[Start Material for this task]

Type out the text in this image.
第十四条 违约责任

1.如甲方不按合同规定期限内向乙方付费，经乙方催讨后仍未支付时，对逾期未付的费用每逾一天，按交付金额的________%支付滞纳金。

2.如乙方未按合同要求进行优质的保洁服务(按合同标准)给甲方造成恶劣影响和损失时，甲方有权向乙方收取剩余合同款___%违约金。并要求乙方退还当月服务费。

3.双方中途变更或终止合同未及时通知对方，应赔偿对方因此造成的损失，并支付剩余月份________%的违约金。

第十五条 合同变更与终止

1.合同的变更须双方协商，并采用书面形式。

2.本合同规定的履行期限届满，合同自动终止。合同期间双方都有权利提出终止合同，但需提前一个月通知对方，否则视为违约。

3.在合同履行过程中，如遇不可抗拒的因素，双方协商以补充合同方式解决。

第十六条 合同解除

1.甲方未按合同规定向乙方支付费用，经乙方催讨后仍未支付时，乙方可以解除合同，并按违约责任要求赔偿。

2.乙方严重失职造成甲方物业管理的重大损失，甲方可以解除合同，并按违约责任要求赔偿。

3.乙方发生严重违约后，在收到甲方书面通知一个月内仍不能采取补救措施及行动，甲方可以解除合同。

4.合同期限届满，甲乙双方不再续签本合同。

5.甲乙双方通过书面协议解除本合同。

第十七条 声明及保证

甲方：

[End Material for this task]

* Goal
Identify the lines in the entries that hold "甲方可以解除合同" and return each one.

* Solved exercise
2.乙方严重失职造成甲方物业管理的重大损失，甲方可以解除合同，并按违约责任要求赔偿。
3.乙方发生严重违约后，在收到甲方书面通知一个月内仍不能采取补救措施及行动，甲方可以解除合同。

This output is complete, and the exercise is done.